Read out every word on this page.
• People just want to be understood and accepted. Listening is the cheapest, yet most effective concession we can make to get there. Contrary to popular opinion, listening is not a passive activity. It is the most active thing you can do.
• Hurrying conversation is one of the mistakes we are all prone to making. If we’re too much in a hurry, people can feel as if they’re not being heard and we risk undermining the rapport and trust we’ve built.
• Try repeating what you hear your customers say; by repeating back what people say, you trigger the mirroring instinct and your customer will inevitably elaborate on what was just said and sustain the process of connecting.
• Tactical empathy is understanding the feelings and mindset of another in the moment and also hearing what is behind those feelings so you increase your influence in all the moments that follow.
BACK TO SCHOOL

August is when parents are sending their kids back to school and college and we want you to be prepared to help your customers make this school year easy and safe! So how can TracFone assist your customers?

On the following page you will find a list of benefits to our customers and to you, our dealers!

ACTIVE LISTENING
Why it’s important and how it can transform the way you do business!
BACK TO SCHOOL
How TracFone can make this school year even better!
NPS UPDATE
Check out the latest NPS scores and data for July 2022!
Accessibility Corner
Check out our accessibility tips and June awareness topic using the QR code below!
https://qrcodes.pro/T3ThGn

######

> WHAT TO DO
Leave out every line without the string "make" and copy the rest.

> RESULT FOR THIS TASK
• People just want to be understood and accepted. Listening is the cheapest, yet most effective concession we can make to get there. Contrary to popular opinion, listening is not a passive activity. It is the most active thing you can do.
August is when parents are sending their kids back to school and college and we want you to be prepared to help your customers make this school year easy and safe! So how can TracFone assist your customers?
How TracFone can make this school year even better!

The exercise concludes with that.